— start —

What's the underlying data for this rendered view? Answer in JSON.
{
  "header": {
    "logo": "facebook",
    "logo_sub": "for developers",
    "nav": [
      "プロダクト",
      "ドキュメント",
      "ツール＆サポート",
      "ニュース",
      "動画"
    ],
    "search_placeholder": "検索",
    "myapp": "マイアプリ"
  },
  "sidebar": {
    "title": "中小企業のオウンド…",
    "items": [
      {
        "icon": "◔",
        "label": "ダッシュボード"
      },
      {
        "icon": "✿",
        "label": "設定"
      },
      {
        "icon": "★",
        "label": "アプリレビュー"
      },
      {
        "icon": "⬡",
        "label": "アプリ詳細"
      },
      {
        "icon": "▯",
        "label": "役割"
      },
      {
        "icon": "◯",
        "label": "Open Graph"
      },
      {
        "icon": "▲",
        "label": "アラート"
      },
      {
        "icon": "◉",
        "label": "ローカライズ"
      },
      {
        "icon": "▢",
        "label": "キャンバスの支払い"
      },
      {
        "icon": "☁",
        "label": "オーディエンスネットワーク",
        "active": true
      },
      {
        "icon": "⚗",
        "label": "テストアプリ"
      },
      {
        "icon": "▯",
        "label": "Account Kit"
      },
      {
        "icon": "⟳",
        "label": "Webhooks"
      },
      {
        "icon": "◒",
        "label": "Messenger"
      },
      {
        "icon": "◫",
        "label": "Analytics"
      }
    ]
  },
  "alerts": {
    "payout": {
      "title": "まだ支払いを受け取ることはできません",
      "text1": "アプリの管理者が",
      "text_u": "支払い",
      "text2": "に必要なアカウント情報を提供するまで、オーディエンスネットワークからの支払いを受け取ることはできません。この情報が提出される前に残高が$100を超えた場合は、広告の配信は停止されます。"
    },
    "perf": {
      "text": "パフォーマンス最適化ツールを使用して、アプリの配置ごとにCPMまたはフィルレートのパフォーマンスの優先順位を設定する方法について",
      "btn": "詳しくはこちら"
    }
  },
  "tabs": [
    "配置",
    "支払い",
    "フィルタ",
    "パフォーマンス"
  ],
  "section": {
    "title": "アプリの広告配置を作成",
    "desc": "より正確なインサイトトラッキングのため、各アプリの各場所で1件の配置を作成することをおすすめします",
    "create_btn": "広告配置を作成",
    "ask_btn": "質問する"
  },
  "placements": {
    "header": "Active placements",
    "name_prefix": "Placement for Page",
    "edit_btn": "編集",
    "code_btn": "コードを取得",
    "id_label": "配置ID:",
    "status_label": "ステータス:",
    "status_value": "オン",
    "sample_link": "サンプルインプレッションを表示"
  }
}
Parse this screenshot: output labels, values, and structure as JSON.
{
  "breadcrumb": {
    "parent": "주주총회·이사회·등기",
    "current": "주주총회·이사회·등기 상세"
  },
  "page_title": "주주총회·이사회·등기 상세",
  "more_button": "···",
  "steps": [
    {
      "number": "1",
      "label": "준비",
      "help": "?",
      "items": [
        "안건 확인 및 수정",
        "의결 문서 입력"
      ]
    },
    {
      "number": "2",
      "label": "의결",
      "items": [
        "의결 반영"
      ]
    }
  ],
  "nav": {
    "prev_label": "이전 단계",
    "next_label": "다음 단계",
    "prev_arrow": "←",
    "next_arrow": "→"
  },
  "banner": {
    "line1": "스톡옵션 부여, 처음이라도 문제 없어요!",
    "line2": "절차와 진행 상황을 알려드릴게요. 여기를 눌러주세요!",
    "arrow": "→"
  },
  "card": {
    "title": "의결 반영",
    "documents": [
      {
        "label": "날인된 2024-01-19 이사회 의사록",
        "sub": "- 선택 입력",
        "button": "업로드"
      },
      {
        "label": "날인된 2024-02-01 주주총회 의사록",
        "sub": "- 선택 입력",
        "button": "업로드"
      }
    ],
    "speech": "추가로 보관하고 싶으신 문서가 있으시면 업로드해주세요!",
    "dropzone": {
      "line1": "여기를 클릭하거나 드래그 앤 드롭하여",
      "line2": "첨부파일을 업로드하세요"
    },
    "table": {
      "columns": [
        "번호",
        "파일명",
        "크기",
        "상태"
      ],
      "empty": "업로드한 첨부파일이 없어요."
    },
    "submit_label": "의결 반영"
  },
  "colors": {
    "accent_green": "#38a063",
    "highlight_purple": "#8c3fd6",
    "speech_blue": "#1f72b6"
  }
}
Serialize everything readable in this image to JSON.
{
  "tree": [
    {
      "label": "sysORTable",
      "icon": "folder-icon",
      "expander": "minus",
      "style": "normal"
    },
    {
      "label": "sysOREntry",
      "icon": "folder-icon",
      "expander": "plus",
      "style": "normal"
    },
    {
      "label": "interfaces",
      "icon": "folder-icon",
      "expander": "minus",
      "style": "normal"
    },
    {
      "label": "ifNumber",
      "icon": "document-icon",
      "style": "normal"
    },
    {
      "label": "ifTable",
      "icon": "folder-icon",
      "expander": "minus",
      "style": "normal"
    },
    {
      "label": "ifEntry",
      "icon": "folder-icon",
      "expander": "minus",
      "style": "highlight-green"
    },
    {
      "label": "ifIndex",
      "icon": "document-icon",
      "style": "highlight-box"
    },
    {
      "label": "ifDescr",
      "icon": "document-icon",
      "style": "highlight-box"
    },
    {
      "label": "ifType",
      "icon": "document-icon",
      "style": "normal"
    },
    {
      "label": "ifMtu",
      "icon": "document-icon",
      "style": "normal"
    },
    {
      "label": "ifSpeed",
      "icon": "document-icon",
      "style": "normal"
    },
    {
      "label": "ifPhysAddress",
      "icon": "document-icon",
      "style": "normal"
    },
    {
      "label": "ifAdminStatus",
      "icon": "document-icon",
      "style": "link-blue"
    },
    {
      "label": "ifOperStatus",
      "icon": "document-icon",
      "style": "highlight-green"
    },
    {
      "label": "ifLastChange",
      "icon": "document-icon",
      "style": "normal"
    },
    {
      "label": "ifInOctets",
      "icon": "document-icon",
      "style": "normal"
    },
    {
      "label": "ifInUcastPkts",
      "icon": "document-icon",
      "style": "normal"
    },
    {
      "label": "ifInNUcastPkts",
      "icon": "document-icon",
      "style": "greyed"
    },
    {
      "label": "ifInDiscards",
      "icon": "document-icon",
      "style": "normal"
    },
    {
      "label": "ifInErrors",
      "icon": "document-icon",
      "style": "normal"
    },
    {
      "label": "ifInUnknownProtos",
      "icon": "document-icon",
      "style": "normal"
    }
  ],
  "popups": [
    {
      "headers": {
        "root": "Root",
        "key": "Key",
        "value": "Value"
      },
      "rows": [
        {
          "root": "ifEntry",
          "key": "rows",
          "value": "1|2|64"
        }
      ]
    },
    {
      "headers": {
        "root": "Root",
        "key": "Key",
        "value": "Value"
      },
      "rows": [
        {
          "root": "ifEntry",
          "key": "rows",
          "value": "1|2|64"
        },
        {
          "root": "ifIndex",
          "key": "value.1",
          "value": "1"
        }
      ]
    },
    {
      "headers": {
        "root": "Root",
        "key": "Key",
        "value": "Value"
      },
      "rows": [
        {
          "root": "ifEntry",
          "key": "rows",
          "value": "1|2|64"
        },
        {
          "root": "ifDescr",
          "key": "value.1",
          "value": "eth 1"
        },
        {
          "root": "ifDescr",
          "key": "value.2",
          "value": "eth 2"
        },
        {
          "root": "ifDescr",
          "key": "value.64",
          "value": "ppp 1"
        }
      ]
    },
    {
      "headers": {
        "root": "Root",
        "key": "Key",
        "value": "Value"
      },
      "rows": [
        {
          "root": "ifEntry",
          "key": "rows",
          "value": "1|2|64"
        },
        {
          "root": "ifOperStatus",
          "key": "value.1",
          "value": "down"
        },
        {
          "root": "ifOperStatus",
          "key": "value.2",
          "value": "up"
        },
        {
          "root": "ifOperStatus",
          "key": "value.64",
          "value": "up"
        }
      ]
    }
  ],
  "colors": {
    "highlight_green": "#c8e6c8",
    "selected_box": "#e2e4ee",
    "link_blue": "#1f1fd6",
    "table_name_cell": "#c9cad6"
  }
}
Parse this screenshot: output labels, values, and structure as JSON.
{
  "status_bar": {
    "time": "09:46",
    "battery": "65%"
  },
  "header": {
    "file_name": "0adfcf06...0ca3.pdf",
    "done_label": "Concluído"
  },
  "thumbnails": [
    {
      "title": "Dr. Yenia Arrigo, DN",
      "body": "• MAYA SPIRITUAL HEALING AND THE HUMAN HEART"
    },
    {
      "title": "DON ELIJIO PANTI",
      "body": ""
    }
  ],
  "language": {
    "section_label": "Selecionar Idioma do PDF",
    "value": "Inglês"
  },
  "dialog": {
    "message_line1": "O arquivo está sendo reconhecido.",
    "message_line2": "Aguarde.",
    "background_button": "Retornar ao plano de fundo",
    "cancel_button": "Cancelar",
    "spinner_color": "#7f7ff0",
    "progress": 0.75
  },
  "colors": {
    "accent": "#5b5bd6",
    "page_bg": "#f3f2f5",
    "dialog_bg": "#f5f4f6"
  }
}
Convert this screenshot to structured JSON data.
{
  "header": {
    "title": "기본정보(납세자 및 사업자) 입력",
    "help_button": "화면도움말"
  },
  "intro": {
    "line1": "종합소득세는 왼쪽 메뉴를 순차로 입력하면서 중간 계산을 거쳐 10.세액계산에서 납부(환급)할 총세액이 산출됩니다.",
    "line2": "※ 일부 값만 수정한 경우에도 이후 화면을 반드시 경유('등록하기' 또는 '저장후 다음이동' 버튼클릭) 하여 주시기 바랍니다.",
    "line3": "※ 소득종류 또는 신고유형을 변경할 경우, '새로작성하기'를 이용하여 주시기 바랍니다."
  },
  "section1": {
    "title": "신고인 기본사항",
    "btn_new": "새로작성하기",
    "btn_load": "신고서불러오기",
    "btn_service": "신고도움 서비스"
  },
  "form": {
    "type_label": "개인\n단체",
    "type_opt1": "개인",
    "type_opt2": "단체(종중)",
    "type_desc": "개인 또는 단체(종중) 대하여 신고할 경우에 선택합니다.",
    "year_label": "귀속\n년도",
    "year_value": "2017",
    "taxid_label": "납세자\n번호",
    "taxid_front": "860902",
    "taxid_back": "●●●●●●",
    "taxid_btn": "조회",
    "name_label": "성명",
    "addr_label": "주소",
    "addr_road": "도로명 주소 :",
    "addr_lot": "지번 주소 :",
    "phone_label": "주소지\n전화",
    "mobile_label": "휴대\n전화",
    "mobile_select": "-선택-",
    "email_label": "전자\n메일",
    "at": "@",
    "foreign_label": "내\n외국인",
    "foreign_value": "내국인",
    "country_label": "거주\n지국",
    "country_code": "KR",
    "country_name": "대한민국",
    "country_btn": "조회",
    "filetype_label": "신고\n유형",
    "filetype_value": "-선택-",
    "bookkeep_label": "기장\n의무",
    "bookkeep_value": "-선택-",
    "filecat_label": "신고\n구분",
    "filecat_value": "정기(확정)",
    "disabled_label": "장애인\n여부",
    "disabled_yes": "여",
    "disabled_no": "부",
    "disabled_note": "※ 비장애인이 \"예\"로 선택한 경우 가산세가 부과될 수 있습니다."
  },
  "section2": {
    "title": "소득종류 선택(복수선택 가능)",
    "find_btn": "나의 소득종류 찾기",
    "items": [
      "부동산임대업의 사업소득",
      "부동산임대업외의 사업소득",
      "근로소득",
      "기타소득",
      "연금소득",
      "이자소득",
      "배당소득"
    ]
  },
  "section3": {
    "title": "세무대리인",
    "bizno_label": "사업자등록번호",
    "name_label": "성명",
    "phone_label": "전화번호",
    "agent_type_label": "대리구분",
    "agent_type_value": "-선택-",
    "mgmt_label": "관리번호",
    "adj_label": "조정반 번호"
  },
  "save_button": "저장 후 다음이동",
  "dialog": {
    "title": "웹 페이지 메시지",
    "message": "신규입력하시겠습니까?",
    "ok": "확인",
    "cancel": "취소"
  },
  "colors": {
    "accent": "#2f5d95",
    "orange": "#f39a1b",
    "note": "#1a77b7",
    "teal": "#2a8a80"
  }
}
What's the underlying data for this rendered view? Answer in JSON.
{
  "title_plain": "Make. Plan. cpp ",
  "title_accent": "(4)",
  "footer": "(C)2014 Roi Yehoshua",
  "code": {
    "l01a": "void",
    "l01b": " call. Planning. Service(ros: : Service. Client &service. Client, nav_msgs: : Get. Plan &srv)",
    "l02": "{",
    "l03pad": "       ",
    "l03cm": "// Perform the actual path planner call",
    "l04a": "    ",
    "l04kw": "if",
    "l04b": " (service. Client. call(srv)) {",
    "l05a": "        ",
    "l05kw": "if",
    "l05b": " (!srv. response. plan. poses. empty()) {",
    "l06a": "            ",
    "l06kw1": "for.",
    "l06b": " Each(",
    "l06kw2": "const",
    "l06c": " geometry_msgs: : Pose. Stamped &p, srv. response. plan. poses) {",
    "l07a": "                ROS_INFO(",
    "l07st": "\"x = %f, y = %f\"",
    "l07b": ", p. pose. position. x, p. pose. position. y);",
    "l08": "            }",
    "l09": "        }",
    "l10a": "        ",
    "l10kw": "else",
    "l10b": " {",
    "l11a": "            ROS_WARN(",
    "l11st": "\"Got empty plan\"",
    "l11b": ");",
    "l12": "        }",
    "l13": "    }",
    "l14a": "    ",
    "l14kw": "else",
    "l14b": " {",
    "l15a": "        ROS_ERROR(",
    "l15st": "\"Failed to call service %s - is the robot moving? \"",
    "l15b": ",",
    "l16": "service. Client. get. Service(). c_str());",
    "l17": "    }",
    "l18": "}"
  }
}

— end —

* _WORK INSTRUCTIONS_
Pick out the lines containing the word "Client" and show them.

* _REPLY_
    "l01b": " call. Planning. Service(ros: : Service. Client &service. Client, nav_msgs: : Get. Plan &srv)",
    "l04b": " (service. Client. call(srv)) {",
    "l16": "service. Client. get. Service(). c_str());",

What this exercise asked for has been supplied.